→ WHAT TO PRODUCE
Every line from the one containing "OCR this image." through the end of the listing below goes in the output, exactly and without pictures.
--- start of TASK DATA ---
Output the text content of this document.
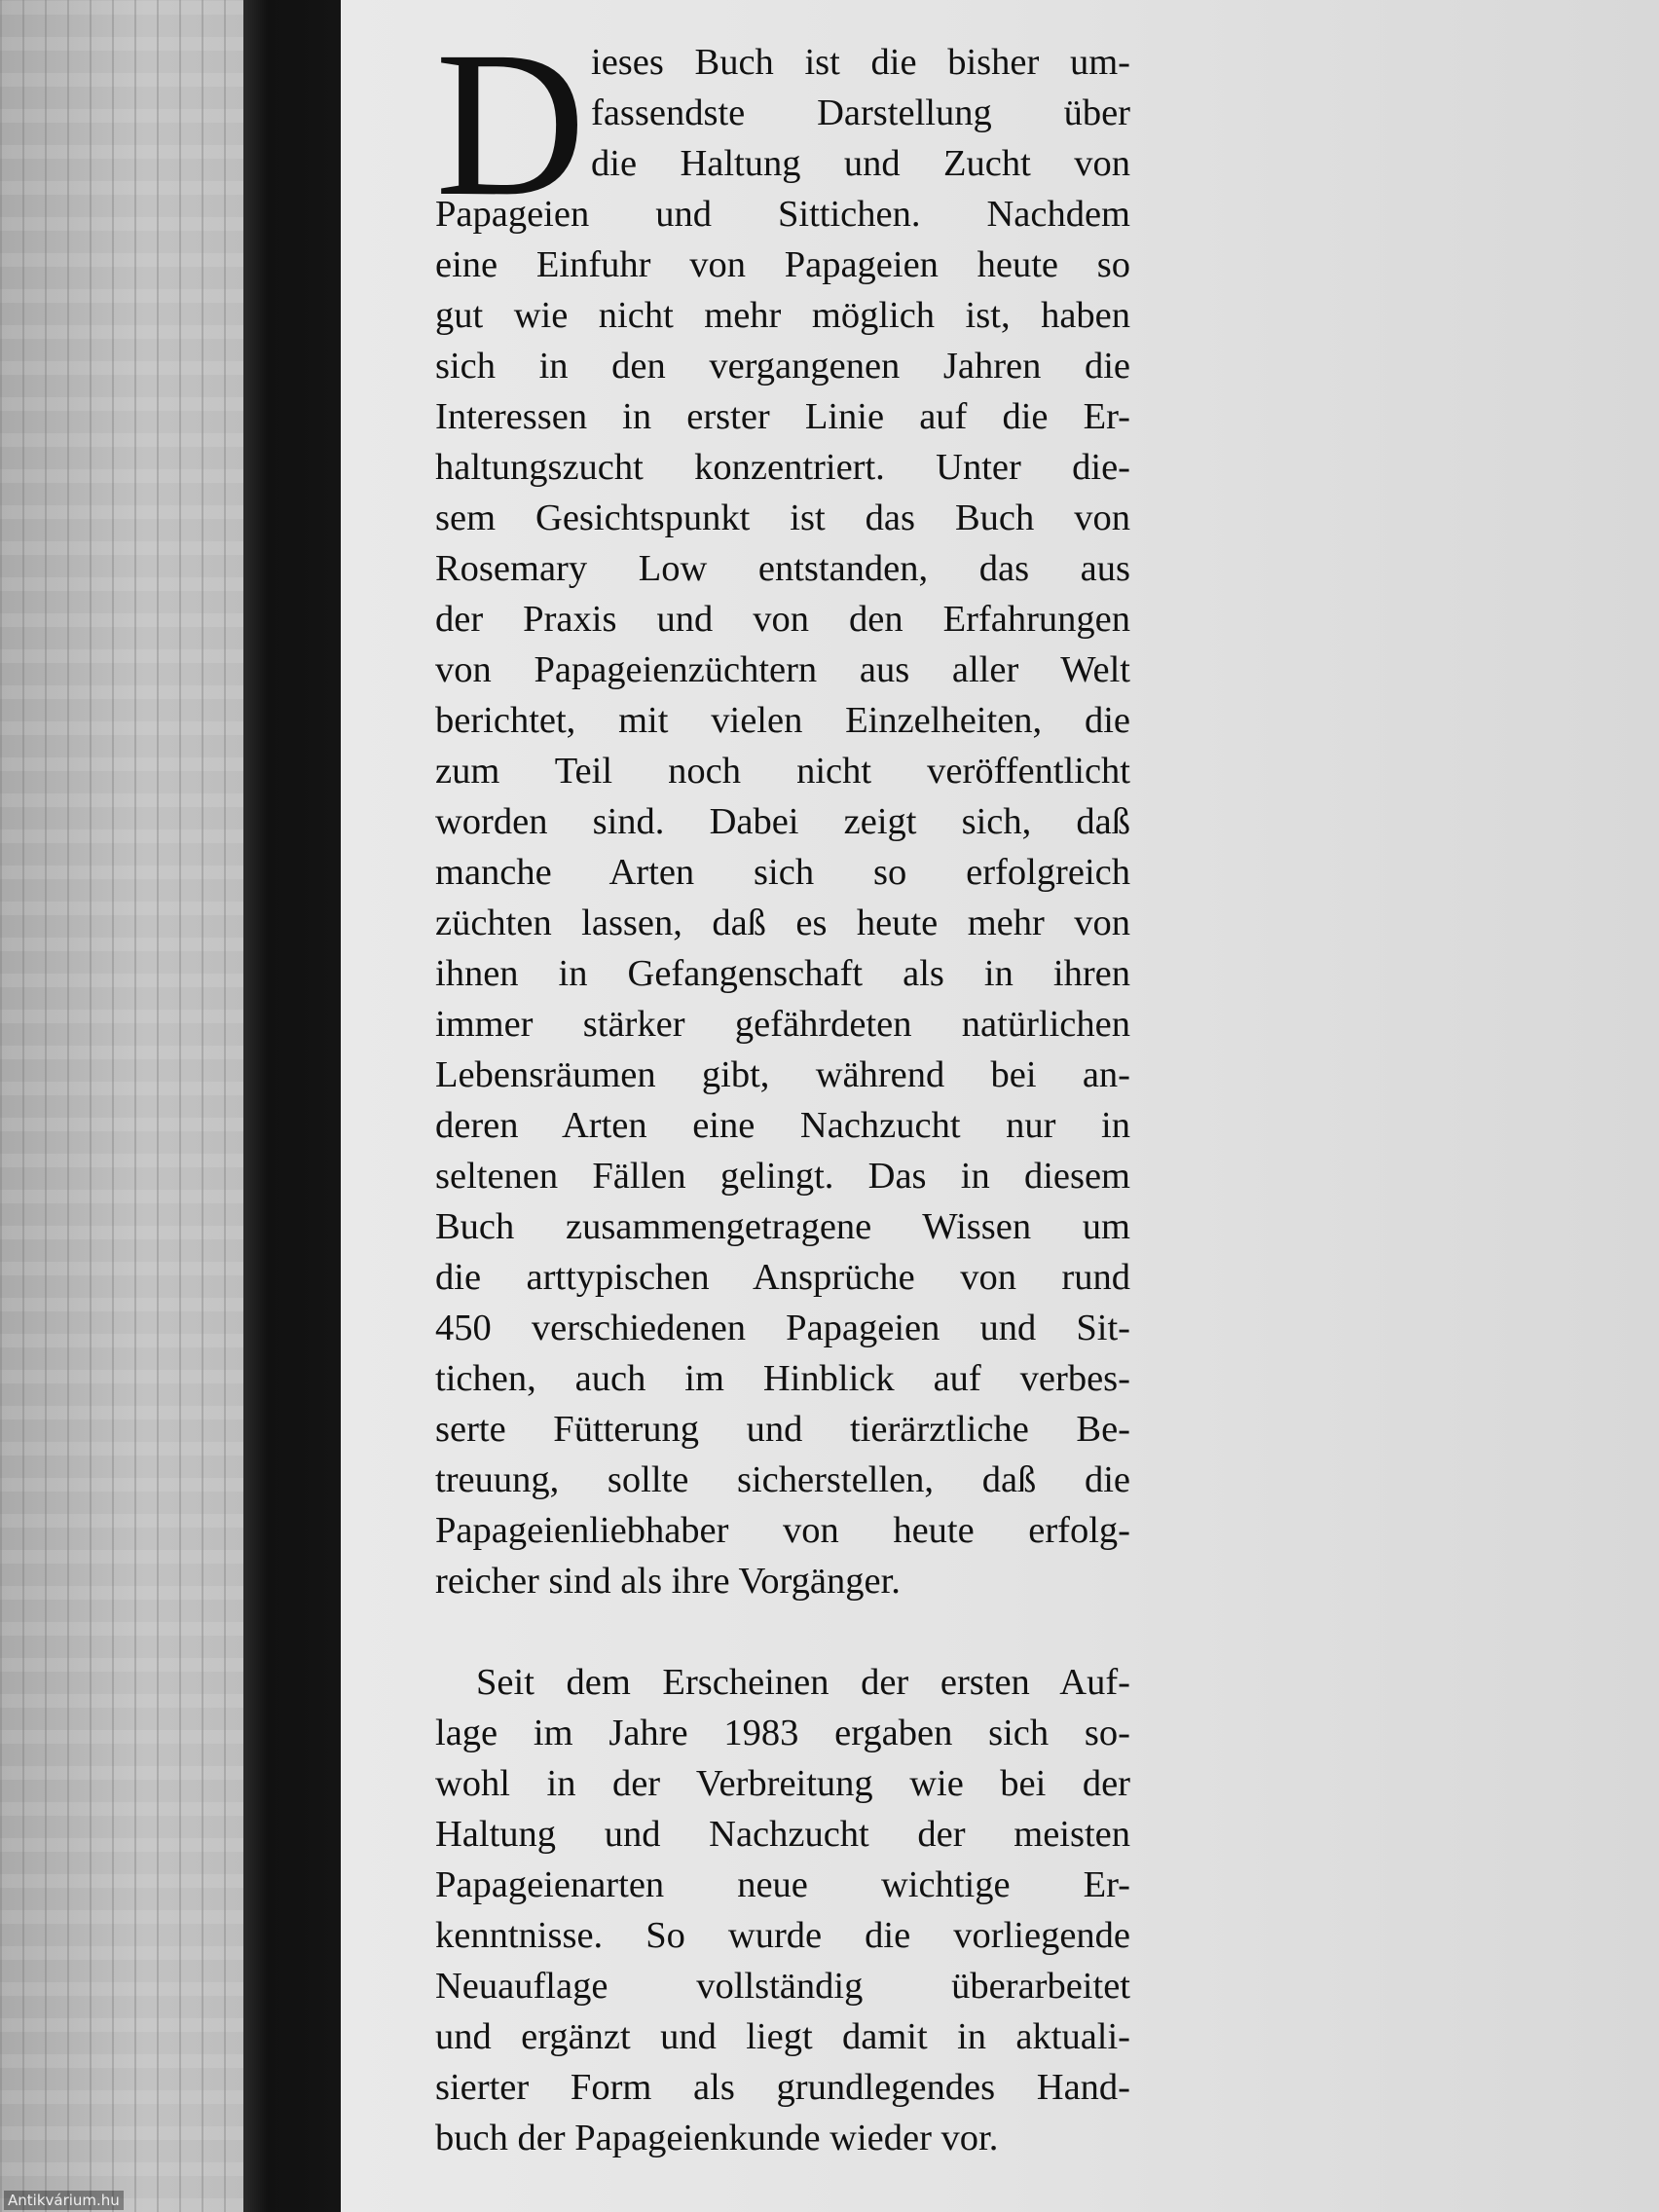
D ieses Buch ist die bisher um-
fassendste Darstellung über
die Haltung und Zucht von
Papageien und Sittichen. Nachdem
eine Einfuhr von Papageien heute so
gut wie nicht mehr möglich ist, haben
sich in den vergangenen Jahren die
Interessen in erster Linie auf die Er-
haltungszucht konzentriert. Unter die-
sem Gesichtspunkt ist das Buch von
Rosemary Low entstanden, das aus
der Praxis und von den Erfahrungen
von Papageienzüchtern aus aller Welt
berichtet, mit vielen Einzelheiten, die
zum Teil noch nicht veröffentlicht
worden sind. Dabei zeigt sich, daß
manche Arten sich so erfolgreich
züchten lassen, daß es heute mehr von
ihnen in Gefangenschaft als in ihren
immer stärker gefährdeten natürlichen
Lebensräumen gibt, während bei an-
deren Arten eine Nachzucht nur in
seltenen Fällen gelingt. Das in diesem
Buch zusammengetragene Wissen um
die arttypischen Ansprüche von rund
450 verschiedenen Papageien und Sit-
tichen, auch im Hinblick auf verbes-
serte Fütterung und tierärztliche Be-
treuung, sollte sicherstellen, daß die
Papageienliebhaber von heute erfolg-
reicher sind als ihre Vorgänger.
Seit dem Erscheinen der ersten Auf-
lage im Jahre 1983 ergaben sich so-
wohl in der Verbreitung wie bei der
Haltung und Nachzucht der meisten
Papageienarten neue wichtige Er-
kenntnisse. So wurde die vorliegende
Neuauflage vollständig überarbeitet
und ergänzt und liegt damit in aktuali-
sierter Form als grundlegendes Hand-
buch der Papageienkunde wieder vor.
Antikvárium.hu
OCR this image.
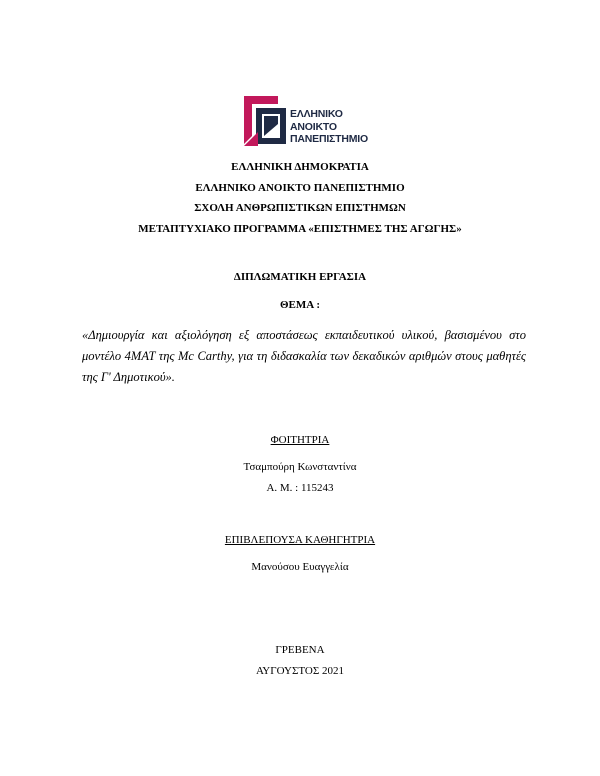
ΕΛΛΗΝΙΚΟ
ΑΝΟΙΚΤΟ
ΠΑΝΕΠΙΣΤΗΜΙΟ
ΕΛΛΗΝΙΚΗ ΔΗΜΟΚΡΑΤΙΑ
ΕΛΛΗΝΙΚΟ ΑΝΟΙΚΤΟ ΠΑΝΕΠΙΣΤΗΜΙΟ
ΣΧΟΛΗ ΑΝΘΡΩΠΙΣΤΙΚΩΝ ΕΠΙΣΤΗΜΩΝ
ΜΕΤΑΠΤΥΧΙΑΚΟ ΠΡΟΓΡΑΜΜΑ «ΕΠΙΣΤΗΜΕΣ ΤΗΣ ΑΓΩΓΗΣ»
ΔΙΠΛΩΜΑΤΙΚΗ ΕΡΓΑΣΙΑ
ΘΕΜΑ :
«Δημιουργία και αξιολόγηση εξ αποστάσεως εκπαιδευτικού υλικού, βασισμένου στο μοντέλο 4MAT της Mc Carthy, για τη διδασκαλία των δεκαδικών αριθμών στους μαθητές της Γ' Δημοτικού».
ΦΟΙΤΗΤΡΙΑ
Τσαμπούρη Κωνσταντίνα
Α. Μ. : 115243
ΕΠΙΒΛΕΠΟΥΣΑ ΚΑΘΗΓΗΤΡΙΑ
Μανούσου Ευαγγελία
ΓΡΕΒΕΝΑ
ΑΥΓΟΥΣΤΟΣ 2021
--- end of TASK DATA ---
→ EXPECTED ANSWER
OCR this image.
ΕΛΛΗΝΙΚΟ
ΑΝΟΙΚΤΟ
ΠΑΝΕΠΙΣΤΗΜΙΟ
ΕΛΛΗΝΙΚΗ ΔΗΜΟΚΡΑΤΙΑ
ΕΛΛΗΝΙΚΟ ΑΝΟΙΚΤΟ ΠΑΝΕΠΙΣΤΗΜΙΟ
ΣΧΟΛΗ ΑΝΘΡΩΠΙΣΤΙΚΩΝ ΕΠΙΣΤΗΜΩΝ
ΜΕΤΑΠΤΥΧΙΑΚΟ ΠΡΟΓΡΑΜΜΑ «ΕΠΙΣΤΗΜΕΣ ΤΗΣ ΑΓΩΓΗΣ»
ΔΙΠΛΩΜΑΤΙΚΗ ΕΡΓΑΣΙΑ
ΘΕΜΑ :
«Δημιουργία και αξιολόγηση εξ αποστάσεως εκπαιδευτικού υλικού, βασισμένου στο μοντέλο 4MAT της Mc Carthy, για τη διδασκαλία των δεκαδικών αριθμών στους μαθητές της Γ' Δημοτικού».
ΦΟΙΤΗΤΡΙΑ
Τσαμπούρη Κωνσταντίνα
Α. Μ. : 115243
ΕΠΙΒΛΕΠΟΥΣΑ ΚΑΘΗΓΗΤΡΙΑ
Μανούσου Ευαγγελία
ΓΡΕΒΕΝΑ
ΑΥΓΟΥΣΤΟΣ 2021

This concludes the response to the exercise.